* GIVEN INSTRUCTION
Render the lines of the records from the line containing "Text: Personal: Personal [62,67,164,87]" up to and including the final line as a Markdown table, omitting blank lines. Use two columns, "Row" for the row number and "Line" for the line itself.

Annotated element listings:
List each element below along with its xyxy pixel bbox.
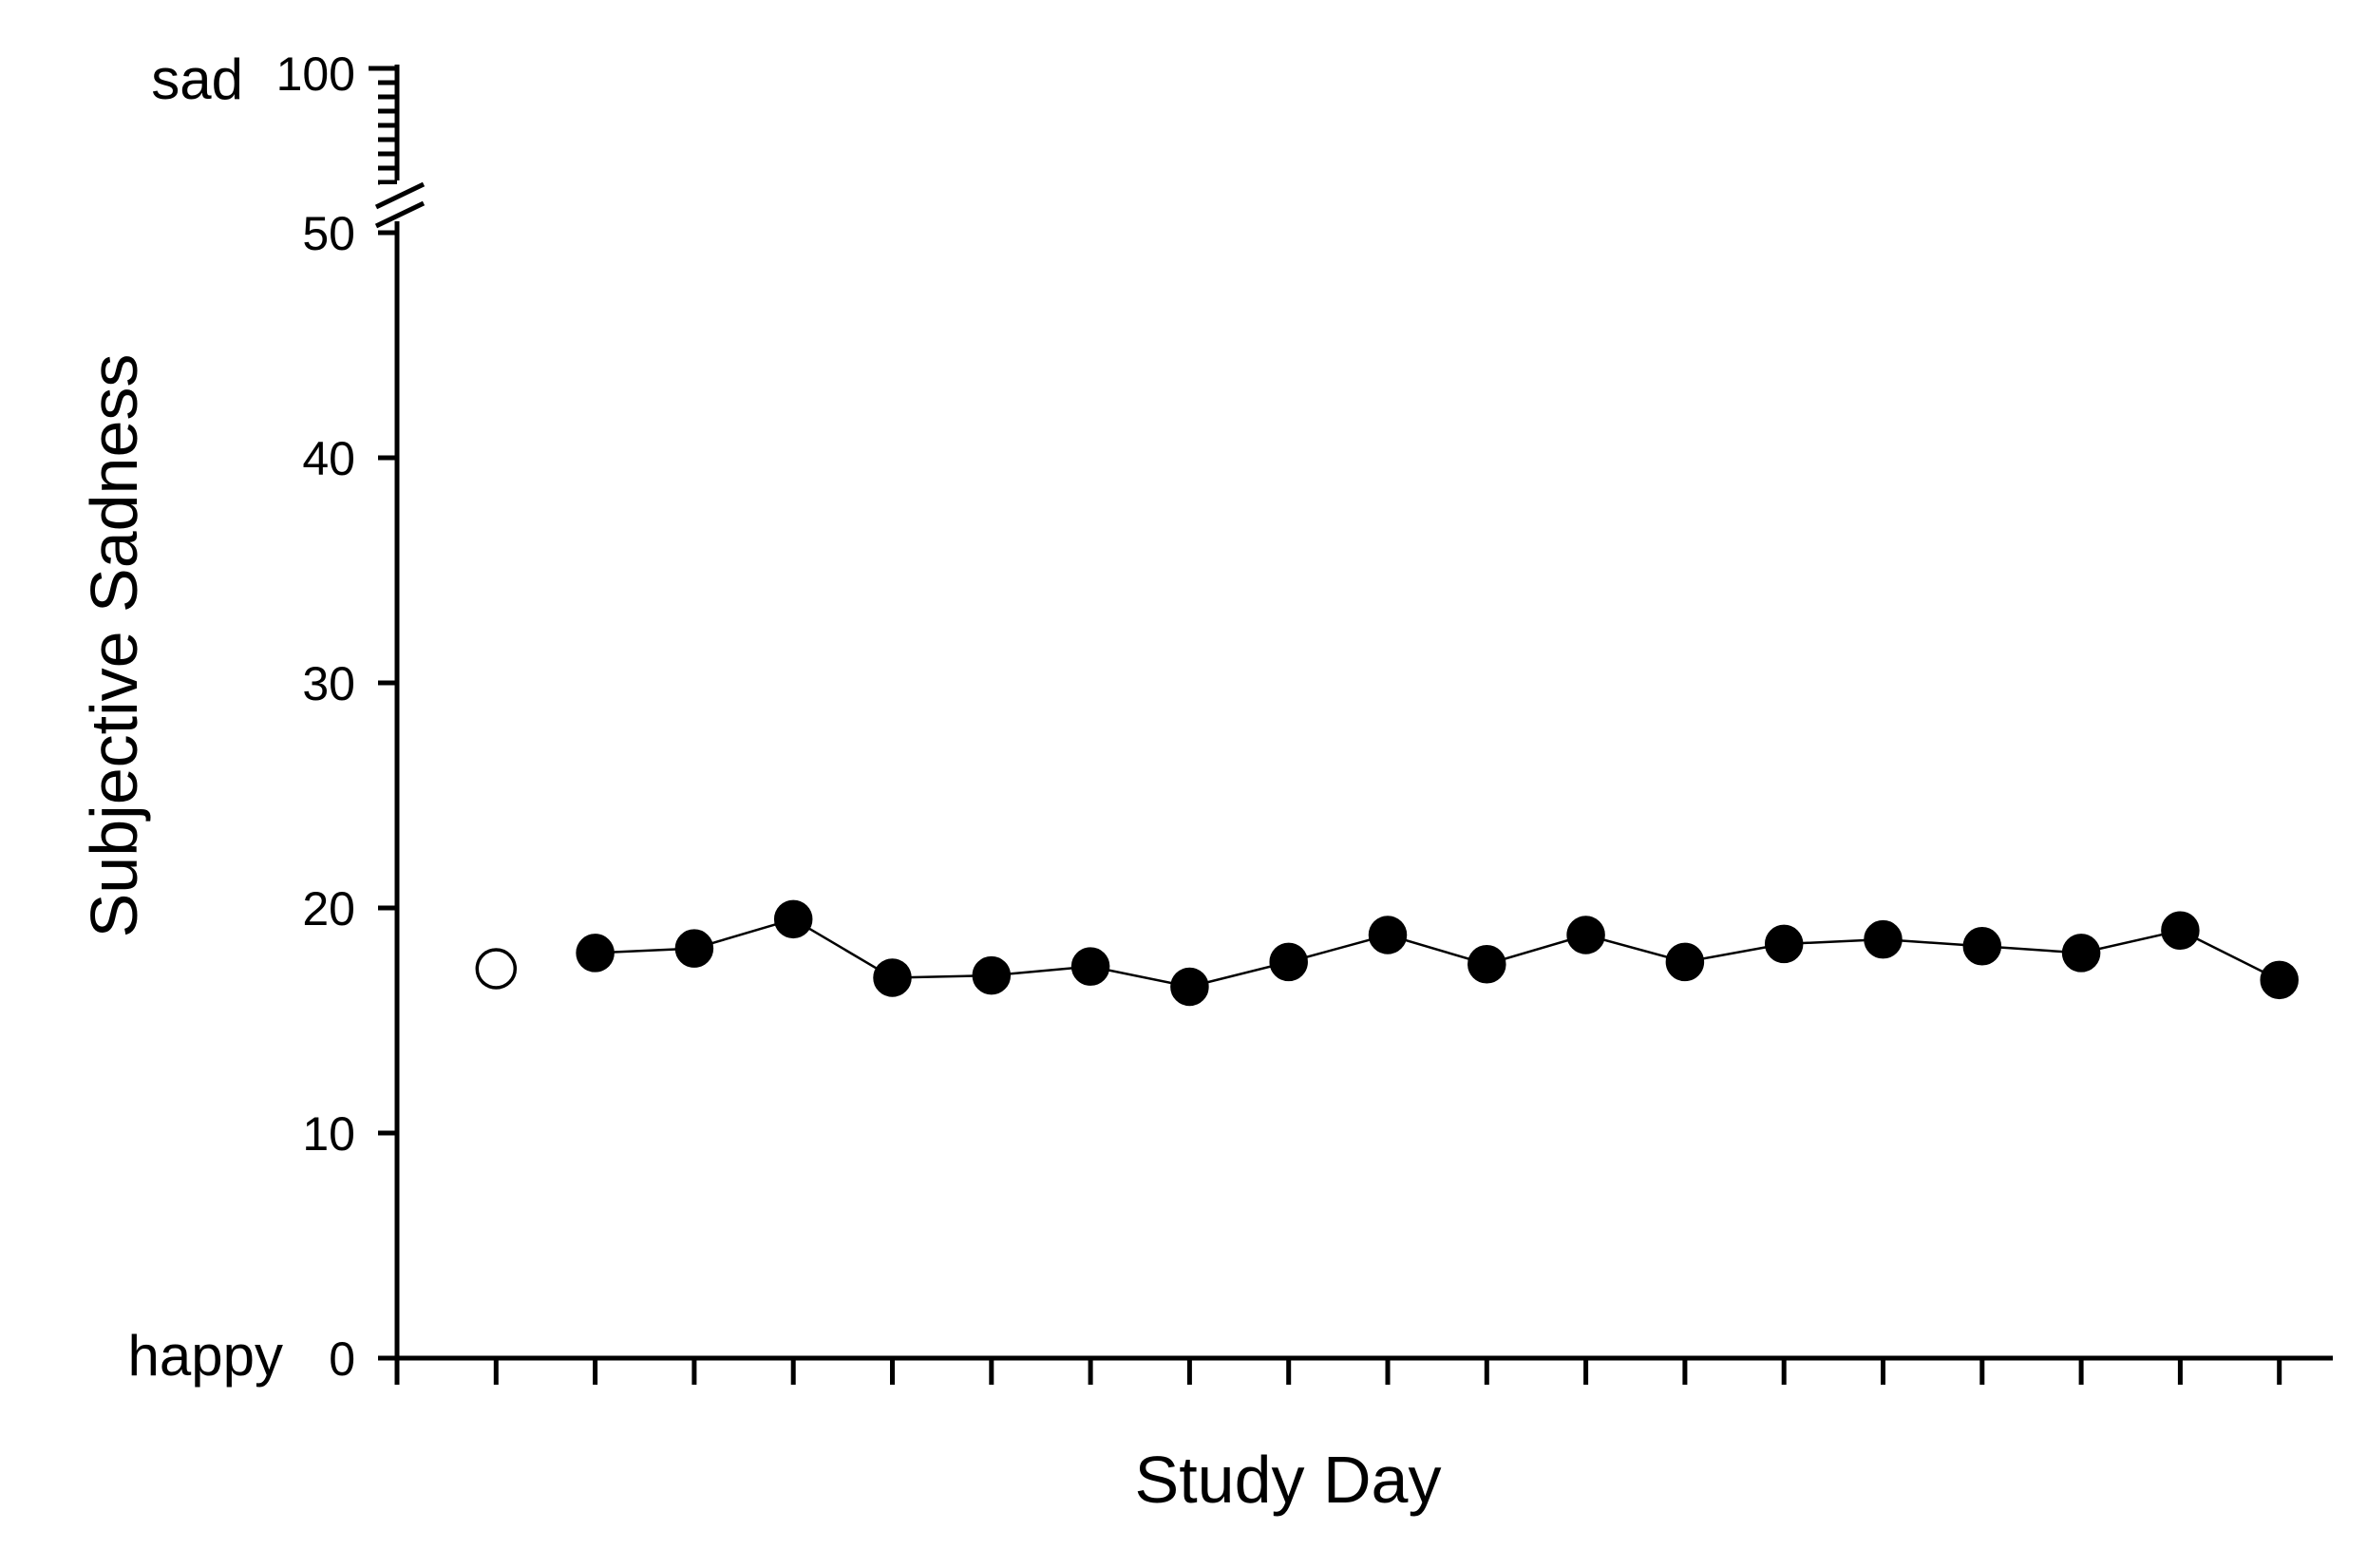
data-point bbox=[2260, 960, 2299, 1000]
y-tick-label: 30 bbox=[302, 657, 355, 710]
data-point bbox=[1269, 942, 1308, 982]
series-group bbox=[475, 899, 2299, 1007]
data-point bbox=[773, 899, 813, 939]
data-point bbox=[873, 958, 912, 997]
series-line bbox=[595, 917, 2281, 989]
data-point bbox=[1368, 916, 1408, 954]
x-axis-ticks bbox=[394, 1358, 2282, 1385]
data-point bbox=[1864, 919, 1903, 959]
data-point bbox=[2061, 934, 2101, 973]
data-point bbox=[1962, 927, 2002, 966]
x-axis-title: Study Day bbox=[1135, 1443, 1442, 1517]
y-tick-label: 0 bbox=[329, 1332, 355, 1386]
upper-tick-label: 100 bbox=[276, 47, 355, 101]
baseline-point bbox=[475, 948, 518, 990]
y-tick-label: 50 bbox=[302, 207, 355, 260]
data-point bbox=[674, 929, 714, 968]
y-end-label-top: sad bbox=[151, 47, 243, 111]
data-point bbox=[972, 955, 1012, 995]
data-point bbox=[2161, 911, 2200, 950]
data-point bbox=[576, 934, 615, 973]
axis-break-mark bbox=[374, 181, 427, 229]
data-point bbox=[1070, 947, 1110, 986]
data-point bbox=[1566, 916, 1605, 954]
y-end-label-bottom: happy bbox=[128, 1324, 283, 1388]
data-point bbox=[1468, 945, 1506, 984]
y-tick-label: 10 bbox=[302, 1107, 355, 1161]
y-tick-label: 40 bbox=[302, 432, 355, 485]
y-axis-title: Subjective Sadness bbox=[77, 354, 151, 938]
y-axis-ticks bbox=[378, 230, 397, 1361]
y-tick-label: 20 bbox=[302, 882, 355, 935]
data-point bbox=[1764, 924, 1804, 964]
data-point bbox=[1170, 967, 1209, 1007]
data-point bbox=[1665, 942, 1705, 982]
y-axis-tick-labels: 0 10 20 30 40 50 bbox=[302, 207, 355, 1386]
upper-segment-ticks bbox=[369, 66, 397, 185]
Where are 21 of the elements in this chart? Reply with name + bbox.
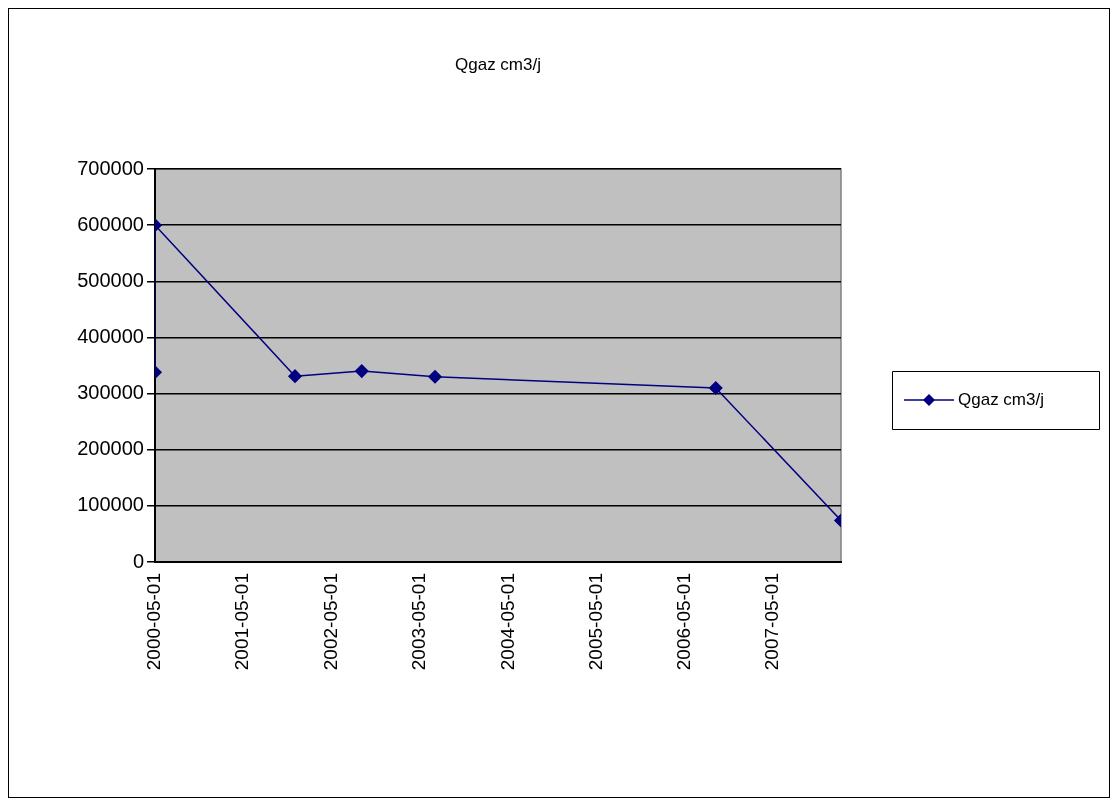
x-tick-label: 2002-05-01 (319, 573, 341, 671)
chart-title: Qgaz cm3/j (455, 54, 541, 74)
y-tick-label: 0 (132, 549, 144, 572)
point (288, 369, 302, 383)
y-tick-label: 700000 (77, 156, 144, 179)
x-tick-label: 2003-05-01 (408, 573, 430, 671)
y-tick-label: 400000 (77, 324, 144, 347)
x-tick-label: 2007-05-01 (761, 573, 783, 671)
x-tick-label: 2005-05-01 (584, 573, 606, 671)
x-tick-label: 2000-05-01 (143, 573, 165, 671)
x-tick-label: 2006-05-01 (673, 573, 695, 671)
y-tick-label: 200000 (77, 437, 144, 460)
y-tick-label: 500000 (77, 268, 144, 291)
x-tick-label: 2004-05-01 (496, 573, 518, 671)
point (428, 369, 442, 384)
y-tick-label: 600000 (77, 212, 144, 235)
y-tick-label: 300000 (77, 381, 144, 404)
y-tick-label: 100000 (77, 493, 144, 516)
legend-label: Qgaz cm3/j (958, 389, 1044, 409)
point (354, 364, 369, 378)
x-tick-label: 2001-05-01 (231, 573, 253, 671)
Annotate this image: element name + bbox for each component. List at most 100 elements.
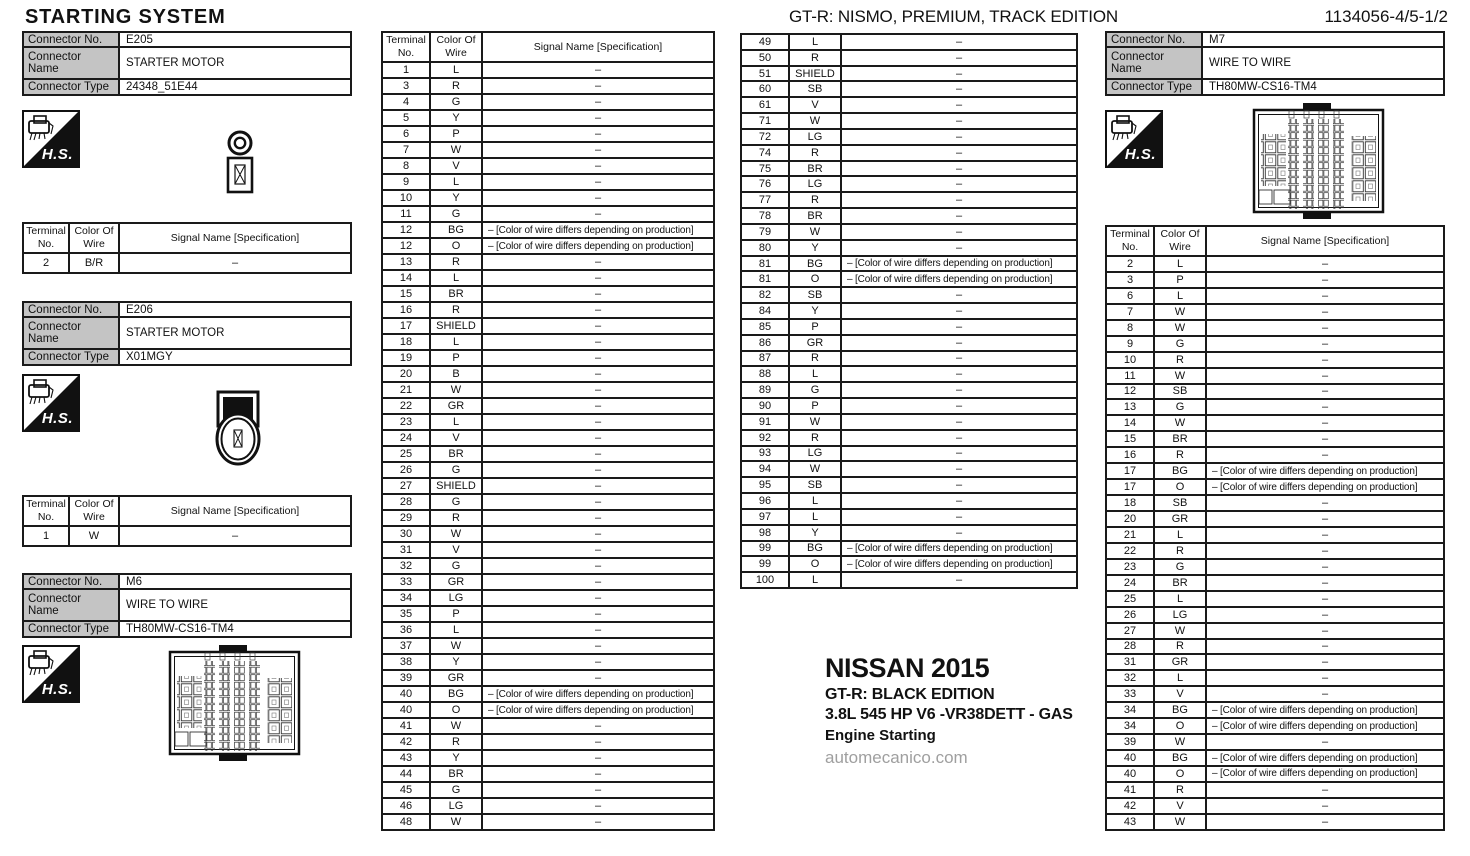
signal-cell: – (594, 256, 602, 268)
terminal-row: 20 GR – (1107, 512, 1443, 528)
wire-color-cell: L (1155, 288, 1207, 303)
terminal-no-cell: 50 (742, 50, 790, 65)
terminal-no-cell: 1 (383, 63, 431, 77)
signal-cell: – (1321, 815, 1329, 828)
terminal-no-cell: 81 (742, 256, 790, 271)
terminal-row: 17 O – [Color of wire differs depending on… (1107, 480, 1443, 497)
wire-color-cell: G (431, 559, 483, 573)
connector-drawing-e206 (215, 390, 261, 466)
connector-type-value: 24348_51E44 (126, 81, 198, 93)
terminal-row: 41 W – (383, 719, 713, 735)
signal-cell: – (1321, 688, 1329, 701)
terminal-no-cell: 12 (1107, 384, 1155, 399)
wire-color-cell: L (431, 335, 483, 349)
terminal-row: 14 L – (383, 271, 713, 287)
terminal-row: 33 GR – (383, 575, 713, 591)
terminal-no-cell: 20 (1107, 512, 1155, 526)
terminal-row: 15 BR – (383, 287, 713, 303)
wire-color-cell: L (790, 509, 842, 524)
signal-cell: – (594, 128, 602, 140)
wire-color-cell: R (431, 255, 483, 269)
signal-cell: – (594, 800, 602, 812)
terminal-row: 41 R – (1107, 782, 1443, 799)
wire-color-cell: W (431, 383, 483, 397)
terminal-no-cell: 2 (1107, 257, 1155, 271)
terminal-no-cell: 18 (1107, 496, 1155, 510)
section-name: Engine Starting (825, 727, 936, 744)
connector-no-value: E206 (126, 303, 153, 316)
terminal-row: 91 W – (742, 414, 1076, 431)
wire-color-cell: G (790, 383, 842, 398)
wire-color-cell: BG (1155, 703, 1207, 718)
page-title: STARTING SYSTEM (25, 6, 226, 28)
signal-cell: – (955, 526, 963, 539)
signal-cell: – (955, 368, 963, 381)
signal-cell: – (594, 384, 602, 396)
wire-color-cell: V (431, 543, 483, 557)
wire-color-cell: GR (1155, 512, 1207, 526)
terminal-row: 10 Y – (383, 191, 713, 207)
wire-color-cell: W (70, 527, 120, 545)
signal-cell: – (1321, 305, 1329, 318)
terminal-no-cell: 16 (1107, 448, 1155, 463)
wire-color-cell: O (1155, 719, 1207, 734)
wire-color-cell: R (790, 351, 842, 366)
wire-color-cell: GR (431, 399, 483, 413)
terminal-row: 71 W – (742, 114, 1076, 130)
wire-color-cell: BR (1155, 432, 1207, 447)
wire-color-cell: BR (431, 287, 483, 301)
signal-cell: – [Color of wire differs depending on pr… (1212, 752, 1418, 764)
terminal-no-cell: 76 (742, 177, 790, 192)
terminal-no-cell: 42 (383, 735, 431, 749)
wire-color-cell: BG (790, 541, 842, 556)
wire-color-cell: L (431, 175, 483, 189)
signal-cell: – (955, 574, 963, 587)
wire-color-cell: G (431, 783, 483, 797)
terminal-row: 96 L – (742, 494, 1076, 510)
wire-color-cell: P (790, 319, 842, 334)
terminal-no-header: Terminal No. (24, 497, 70, 525)
signal-cell: – (594, 464, 602, 476)
signal-cell: – (955, 463, 963, 476)
signal-cell: – (955, 83, 963, 96)
signal-cell: – (955, 479, 963, 492)
signal-cell: – (594, 768, 602, 780)
terminal-no-cell: 29 (383, 511, 431, 525)
terminal-row: 16 R – (383, 303, 713, 319)
terminal-no-cell: 15 (383, 287, 431, 301)
signal-cell: – (955, 447, 963, 460)
signal-cell: – (231, 530, 239, 542)
terminal-row: 50 R – (742, 50, 1076, 67)
terminal-no-cell: 80 (742, 240, 790, 255)
signal-cell: – (594, 336, 602, 348)
terminal-row: 12 O – [Color of wire differs depending on… (383, 239, 713, 255)
terminal-row: 93 LG – (742, 446, 1076, 463)
signal-cell: – (1321, 656, 1329, 669)
signal-cell: – (955, 510, 963, 523)
terminal-no-cell: 34 (1107, 719, 1155, 734)
terminal-no-cell: 99 (742, 557, 790, 572)
terminal-no-cell: 6 (383, 127, 431, 141)
terminal-row: 8 W – (1107, 320, 1443, 337)
terminal-row: 31 V – (383, 543, 713, 559)
wire-color-cell: P (431, 351, 483, 365)
signal-cell: – (594, 672, 602, 684)
terminal-no-cell: 90 (742, 399, 790, 413)
terminal-table-body: 49 L –50 R –51 SHIELD –60 SB –61 V –71 W –72 LG –74 R –7… (742, 35, 1076, 587)
wire-color-cell: P (431, 607, 483, 621)
signal-cell: – (594, 432, 602, 444)
terminal-row: 38 Y – (383, 655, 713, 671)
terminal-no-header: Terminal No. (383, 33, 431, 61)
terminal-no-cell: 31 (1107, 655, 1155, 670)
wire-color-cell: O (431, 703, 483, 717)
signal-name-header: Signal Name [Specification] (533, 40, 663, 53)
terminal-no-cell: 87 (742, 351, 790, 366)
terminal-no-cell: 43 (1107, 814, 1155, 829)
terminal-row: 14 W – (1107, 416, 1443, 433)
terminal-no-cell: 10 (1107, 352, 1155, 367)
terminal-no-cell: 48 (383, 815, 431, 829)
terminal-no-cell: 21 (383, 383, 431, 397)
terminal-row: 27 SHIELD – (383, 479, 713, 495)
wire-color-cell: G (431, 463, 483, 477)
wire-color-cell: BR (790, 209, 842, 223)
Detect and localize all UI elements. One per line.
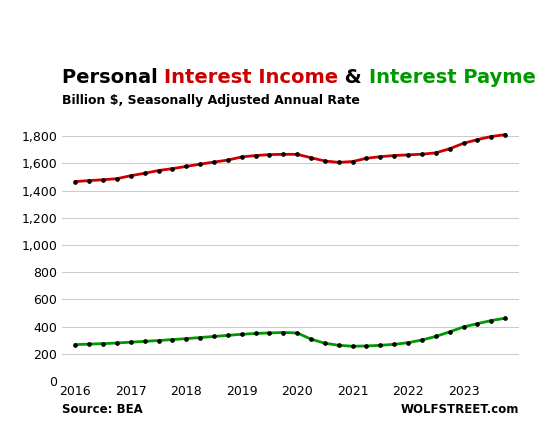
Text: Personal: Personal [62,67,164,87]
Text: Billion $, Seasonally Adjusted Annual Rate: Billion $, Seasonally Adjusted Annual Ra… [62,94,360,106]
Text: Interest Income: Interest Income [164,67,338,87]
Text: Source: BEA: Source: BEA [62,403,142,416]
Text: WOLFSTREET.com: WOLFSTREET.com [401,403,519,416]
Text: Interest Payments: Interest Payments [369,67,535,87]
Text: &: & [338,67,369,87]
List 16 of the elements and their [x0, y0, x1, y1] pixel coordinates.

* SOLUTION FOR THIS TASK
| Row | Line |
|---|---|
| 1 | Text: Personal: Personal [62,67,164,87] |
| 2 | Text: Billion $, Seasonally Adjusted Annual Rate: Billion $, Seasonally Adjusted Annual Ra… [62,94,360,106] |
| 3 | Text: Interest Income: Interest Income [164,67,338,87] |
| 4 | Text: Source: BEA: Source: BEA [62,403,142,416] |
| 5 | Text: WOLFSTREET.com: WOLFSTREET.com [401,403,519,416] |
| 6 | Text: Interest Payments: Interest Payments [369,67,535,87] |
| 7 | Text: &: & [338,67,369,87] |
| 8 | List 16 of the elements and their [x0, y0, x1, y1] pixel coordinates. |